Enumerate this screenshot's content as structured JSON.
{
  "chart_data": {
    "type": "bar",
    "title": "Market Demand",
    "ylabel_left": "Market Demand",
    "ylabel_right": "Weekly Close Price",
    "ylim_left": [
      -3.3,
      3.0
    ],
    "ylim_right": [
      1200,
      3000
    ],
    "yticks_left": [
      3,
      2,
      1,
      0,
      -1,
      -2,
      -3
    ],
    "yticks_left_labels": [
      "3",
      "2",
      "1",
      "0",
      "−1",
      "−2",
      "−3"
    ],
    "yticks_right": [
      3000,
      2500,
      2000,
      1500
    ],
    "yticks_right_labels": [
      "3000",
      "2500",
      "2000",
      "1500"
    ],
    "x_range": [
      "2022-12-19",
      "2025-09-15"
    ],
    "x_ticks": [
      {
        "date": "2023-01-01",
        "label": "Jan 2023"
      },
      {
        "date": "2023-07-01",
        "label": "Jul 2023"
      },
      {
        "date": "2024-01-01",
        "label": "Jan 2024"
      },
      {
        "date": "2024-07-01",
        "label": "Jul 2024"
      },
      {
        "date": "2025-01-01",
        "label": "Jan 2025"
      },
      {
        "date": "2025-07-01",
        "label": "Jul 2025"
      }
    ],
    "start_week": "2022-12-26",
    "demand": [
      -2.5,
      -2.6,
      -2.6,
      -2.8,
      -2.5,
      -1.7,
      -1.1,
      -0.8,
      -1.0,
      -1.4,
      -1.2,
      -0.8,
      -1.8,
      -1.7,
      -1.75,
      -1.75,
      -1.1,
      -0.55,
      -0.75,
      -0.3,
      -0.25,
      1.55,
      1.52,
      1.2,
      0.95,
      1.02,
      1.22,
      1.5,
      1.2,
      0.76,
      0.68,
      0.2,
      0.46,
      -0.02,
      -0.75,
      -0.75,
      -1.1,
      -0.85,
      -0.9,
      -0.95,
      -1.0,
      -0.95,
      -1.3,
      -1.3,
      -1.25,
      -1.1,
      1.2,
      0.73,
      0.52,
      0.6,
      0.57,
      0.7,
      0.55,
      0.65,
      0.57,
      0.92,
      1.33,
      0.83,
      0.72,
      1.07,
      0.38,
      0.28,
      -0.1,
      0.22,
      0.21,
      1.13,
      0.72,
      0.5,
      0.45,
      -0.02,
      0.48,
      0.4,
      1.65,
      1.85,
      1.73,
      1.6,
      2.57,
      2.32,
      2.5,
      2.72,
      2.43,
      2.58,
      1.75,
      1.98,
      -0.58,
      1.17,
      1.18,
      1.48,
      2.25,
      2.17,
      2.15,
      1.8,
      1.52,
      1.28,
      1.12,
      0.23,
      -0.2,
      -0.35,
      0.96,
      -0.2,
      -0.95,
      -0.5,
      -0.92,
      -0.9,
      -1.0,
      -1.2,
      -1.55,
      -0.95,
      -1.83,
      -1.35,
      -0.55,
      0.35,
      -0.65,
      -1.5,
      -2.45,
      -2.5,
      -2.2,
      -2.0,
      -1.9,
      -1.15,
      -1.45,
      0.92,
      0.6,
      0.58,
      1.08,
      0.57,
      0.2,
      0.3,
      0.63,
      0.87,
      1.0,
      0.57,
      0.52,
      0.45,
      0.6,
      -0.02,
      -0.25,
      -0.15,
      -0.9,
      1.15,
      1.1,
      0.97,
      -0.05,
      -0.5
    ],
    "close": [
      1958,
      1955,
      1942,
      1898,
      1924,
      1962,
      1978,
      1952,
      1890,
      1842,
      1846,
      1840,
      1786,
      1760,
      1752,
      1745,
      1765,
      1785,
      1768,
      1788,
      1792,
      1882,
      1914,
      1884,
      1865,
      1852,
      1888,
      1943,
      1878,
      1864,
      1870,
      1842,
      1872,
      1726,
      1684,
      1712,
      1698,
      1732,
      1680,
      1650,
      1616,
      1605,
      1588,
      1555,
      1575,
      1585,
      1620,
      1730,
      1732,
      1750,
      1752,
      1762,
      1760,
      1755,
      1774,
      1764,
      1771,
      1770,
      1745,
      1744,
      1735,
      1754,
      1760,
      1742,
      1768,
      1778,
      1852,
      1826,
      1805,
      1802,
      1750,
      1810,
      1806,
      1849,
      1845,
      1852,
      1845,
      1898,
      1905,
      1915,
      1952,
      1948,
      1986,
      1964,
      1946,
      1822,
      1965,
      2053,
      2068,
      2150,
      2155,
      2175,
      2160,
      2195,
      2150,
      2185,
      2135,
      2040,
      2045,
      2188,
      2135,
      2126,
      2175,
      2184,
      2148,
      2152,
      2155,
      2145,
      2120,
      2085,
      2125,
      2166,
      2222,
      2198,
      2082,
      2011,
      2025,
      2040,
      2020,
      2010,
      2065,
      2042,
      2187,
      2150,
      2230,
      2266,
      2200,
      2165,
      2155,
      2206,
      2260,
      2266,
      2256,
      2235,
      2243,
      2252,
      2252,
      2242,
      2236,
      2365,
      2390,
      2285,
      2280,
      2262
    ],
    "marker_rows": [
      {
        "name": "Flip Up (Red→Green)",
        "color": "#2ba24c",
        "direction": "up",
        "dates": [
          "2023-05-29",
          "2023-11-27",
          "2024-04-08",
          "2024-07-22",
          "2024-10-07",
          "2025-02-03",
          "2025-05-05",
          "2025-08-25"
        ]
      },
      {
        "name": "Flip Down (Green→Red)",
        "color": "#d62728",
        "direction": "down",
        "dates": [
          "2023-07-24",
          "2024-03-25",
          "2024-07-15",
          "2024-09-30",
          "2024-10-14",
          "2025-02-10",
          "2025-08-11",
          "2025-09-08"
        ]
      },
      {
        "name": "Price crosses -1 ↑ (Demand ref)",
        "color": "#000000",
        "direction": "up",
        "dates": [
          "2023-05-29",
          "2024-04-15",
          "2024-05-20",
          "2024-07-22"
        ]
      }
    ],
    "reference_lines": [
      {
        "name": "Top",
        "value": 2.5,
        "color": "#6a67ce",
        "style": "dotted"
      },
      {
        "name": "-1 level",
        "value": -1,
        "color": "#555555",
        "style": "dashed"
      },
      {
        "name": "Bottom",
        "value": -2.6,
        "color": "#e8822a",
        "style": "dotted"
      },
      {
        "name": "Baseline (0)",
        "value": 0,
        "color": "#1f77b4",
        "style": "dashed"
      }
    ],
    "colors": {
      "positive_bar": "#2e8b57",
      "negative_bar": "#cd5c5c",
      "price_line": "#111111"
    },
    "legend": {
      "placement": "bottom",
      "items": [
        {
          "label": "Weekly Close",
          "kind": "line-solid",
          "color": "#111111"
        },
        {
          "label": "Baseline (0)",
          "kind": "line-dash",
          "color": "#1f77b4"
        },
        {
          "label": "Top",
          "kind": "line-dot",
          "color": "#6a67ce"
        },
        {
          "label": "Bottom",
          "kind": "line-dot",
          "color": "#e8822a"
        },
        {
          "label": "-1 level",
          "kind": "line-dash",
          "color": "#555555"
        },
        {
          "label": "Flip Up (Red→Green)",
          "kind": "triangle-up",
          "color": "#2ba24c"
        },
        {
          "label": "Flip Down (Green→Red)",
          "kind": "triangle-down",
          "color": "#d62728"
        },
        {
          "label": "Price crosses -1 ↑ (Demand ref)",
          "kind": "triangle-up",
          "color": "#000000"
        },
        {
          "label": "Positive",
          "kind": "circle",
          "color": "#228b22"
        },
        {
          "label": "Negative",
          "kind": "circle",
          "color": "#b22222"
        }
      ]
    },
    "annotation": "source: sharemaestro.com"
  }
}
+ + + + +
YOUR GOAL >> From the records above, extract every entry verbatim.

COMPLETED TASK >>
Enumerate this screenshot's content as structured JSON.
{
  "chart_data": {
    "type": "bar",
    "title": "Market Demand",
    "ylabel_left": "Market Demand",
    "ylabel_right": "Weekly Close Price",
    "ylim_left": [
      -3.3,
      3.0
    ],
    "ylim_right": [
      1200,
      3000
    ],
    "yticks_left": [
      3,
      2,
      1,
      0,
      -1,
      -2,
      -3
    ],
    "yticks_left_labels": [
      "3",
      "2",
      "1",
      "0",
      "−1",
      "−2",
      "−3"
    ],
    "yticks_right": [
      3000,
      2500,
      2000,
      1500
    ],
    "yticks_right_labels": [
      "3000",
      "2500",
      "2000",
      "1500"
    ],
    "x_range": [
      "2022-12-19",
      "2025-09-15"
    ],
    "x_ticks": [
      {
        "date": "2023-01-01",
        "label": "Jan 2023"
      },
      {
        "date": "2023-07-01",
        "label": "Jul 2023"
      },
      {
        "date": "2024-01-01",
        "label": "Jan 2024"
      },
      {
        "date": "2024-07-01",
        "label": "Jul 2024"
      },
      {
        "date": "2025-01-01",
        "label": "Jan 2025"
      },
      {
        "date": "2025-07-01",
        "label": "Jul 2025"
      }
    ],
    "start_week": "2022-12-26",
    "demand": [
      -2.5,
      -2.6,
      -2.6,
      -2.8,
      -2.5,
      -1.7,
      -1.1,
      -0.8,
      -1.0,
      -1.4,
      -1.2,
      -0.8,
      -1.8,
      -1.7,
      -1.75,
      -1.75,
      -1.1,
      -0.55,
      -0.75,
      -0.3,
      -0.25,
      1.55,
      1.52,
      1.2,
      0.95,
      1.02,
      1.22,
      1.5,
      1.2,
      0.76,
      0.68,
      0.2,
      0.46,
      -0.02,
      -0.75,
      -0.75,
      -1.1,
      -0.85,
      -0.9,
      -0.95,
      -1.0,
      -0.95,
      -1.3,
      -1.3,
      -1.25,
      -1.1,
      1.2,
      0.73,
      0.52,
      0.6,
      0.57,
      0.7,
      0.55,
      0.65,
      0.57,
      0.92,
      1.33,
      0.83,
      0.72,
      1.07,
      0.38,
      0.28,
      -0.1,
      0.22,
      0.21,
      1.13,
      0.72,
      0.5,
      0.45,
      -0.02,
      0.48,
      0.4,
      1.65,
      1.85,
      1.73,
      1.6,
      2.57,
      2.32,
      2.5,
      2.72,
      2.43,
      2.58,
      1.75,
      1.98,
      -0.58,
      1.17,
      1.18,
      1.48,
      2.25,
      2.17,
      2.15,
      1.8,
      1.52,
      1.28,
      1.12,
      0.23,
      -0.2,
      -0.35,
      0.96,
      -0.2,
      -0.95,
      -0.5,
      -0.92,
      -0.9,
      -1.0,
      -1.2,
      -1.55,
      -0.95,
      -1.83,
      -1.35,
      -0.55,
      0.35,
      -0.65,
      -1.5,
      -2.45,
      -2.5,
      -2.2,
      -2.0,
      -1.9,
      -1.15,
      -1.45,
      0.92,
      0.6,
      0.58,
      1.08,
      0.57,
      0.2,
      0.3,
      0.63,
      0.87,
      1.0,
      0.57,
      0.52,
      0.45,
      0.6,
      -0.02,
      -0.25,
      -0.15,
      -0.9,
      1.15,
      1.1,
      0.97,
      -0.05,
      -0.5
    ],
    "close": [
      1958,
      1955,
      1942,
      1898,
      1924,
      1962,
      1978,
      1952,
      1890,
      1842,
      1846,
      1840,
      1786,
      1760,
      1752,
      1745,
      1765,
      1785,
      1768,
      1788,
      1792,
      1882,
      1914,
      1884,
      1865,
      1852,
      1888,
      1943,
      1878,
      1864,
      1870,
      1842,
      1872,
      1726,
      1684,
      1712,
      1698,
      1732,
      1680,
      1650,
      1616,
      1605,
      1588,
      1555,
      1575,
      1585,
      1620,
      1730,
      1732,
      1750,
      1752,
      1762,
      1760,
      1755,
      1774,
      1764,
      1771,
      1770,
      1745,
      1744,
      1735,
      1754,
      1760,
      1742,
      1768,
      1778,
      1852,
      1826,
      1805,
      1802,
      1750,
      1810,
      1806,
      1849,
      1845,
      1852,
      1845,
      1898,
      1905,
      1915,
      1952,
      1948,
      1986,
      1964,
      1946,
      1822,
      1965,
      2053,
      2068,
      2150,
      2155,
      2175,
      2160,
      2195,
      2150,
      2185,
      2135,
      2040,
      2045,
      2188,
      2135,
      2126,
      2175,
      2184,
      2148,
      2152,
      2155,
      2145,
      2120,
      2085,
      2125,
      2166,
      2222,
      2198,
      2082,
      2011,
      2025,
      2040,
      2020,
      2010,
      2065,
      2042,
      2187,
      2150,
      2230,
      2266,
      2200,
      2165,
      2155,
      2206,
      2260,
      2266,
      2256,
      2235,
      2243,
      2252,
      2252,
      2242,
      2236,
      2365,
      2390,
      2285,
      2280,
      2262
    ],
    "marker_rows": [
      {
        "name": "Flip Up (Red→Green)",
        "color": "#2ba24c",
        "direction": "up",
        "dates": [
          "2023-05-29",
          "2023-11-27",
          "2024-04-08",
          "2024-07-22",
          "2024-10-07",
          "2025-02-03",
          "2025-05-05",
          "2025-08-25"
        ]
      },
      {
        "name": "Flip Down (Green→Red)",
        "color": "#d62728",
        "direction": "down",
        "dates": [
          "2023-07-24",
          "2024-03-25",
          "2024-07-15",
          "2024-09-30",
          "2024-10-14",
          "2025-02-10",
          "2025-08-11",
          "2025-09-08"
        ]
      },
      {
        "name": "Price crosses -1 ↑ (Demand ref)",
        "color": "#000000",
        "direction": "up",
        "dates": [
          "2023-05-29",
          "2024-04-15",
          "2024-05-20",
          "2024-07-22"
        ]
      }
    ],
    "reference_lines": [
      {
        "name": "Top",
        "value": 2.5,
        "color": "#6a67ce",
        "style": "dotted"
      },
      {
        "name": "-1 level",
        "value": -1,
        "color": "#555555",
        "style": "dashed"
      },
      {
        "name": "Bottom",
        "value": -2.6,
        "color": "#e8822a",
        "style": "dotted"
      },
      {
        "name": "Baseline (0)",
        "value": 0,
        "color": "#1f77b4",
        "style": "dashed"
      }
    ],
    "colors": {
      "positive_bar": "#2e8b57",
      "negative_bar": "#cd5c5c",
      "price_line": "#111111"
    },
    "legend": {
      "placement": "bottom",
      "items": [
        {
          "label": "Weekly Close",
          "kind": "line-solid",
          "color": "#111111"
        },
        {
          "label": "Baseline (0)",
          "kind": "line-dash",
          "color": "#1f77b4"
        },
        {
          "label": "Top",
          "kind": "line-dot",
          "color": "#6a67ce"
        },
        {
          "label": "Bottom",
          "kind": "line-dot",
          "color": "#e8822a"
        },
        {
          "label": "-1 level",
          "kind": "line-dash",
          "color": "#555555"
        },
        {
          "label": "Flip Up (Red→Green)",
          "kind": "triangle-up",
          "color": "#2ba24c"
        },
        {
          "label": "Flip Down (Green→Red)",
          "kind": "triangle-down",
          "color": "#d62728"
        },
        {
          "label": "Price crosses -1 ↑ (Demand ref)",
          "kind": "triangle-up",
          "color": "#000000"
        },
        {
          "label": "Positive",
          "kind": "circle",
          "color": "#228b22"
        },
        {
          "label": "Negative",
          "kind": "circle",
          "color": "#b22222"
        }
      ]
    },
    "annotation": "source: sharemaestro.com"
  }
}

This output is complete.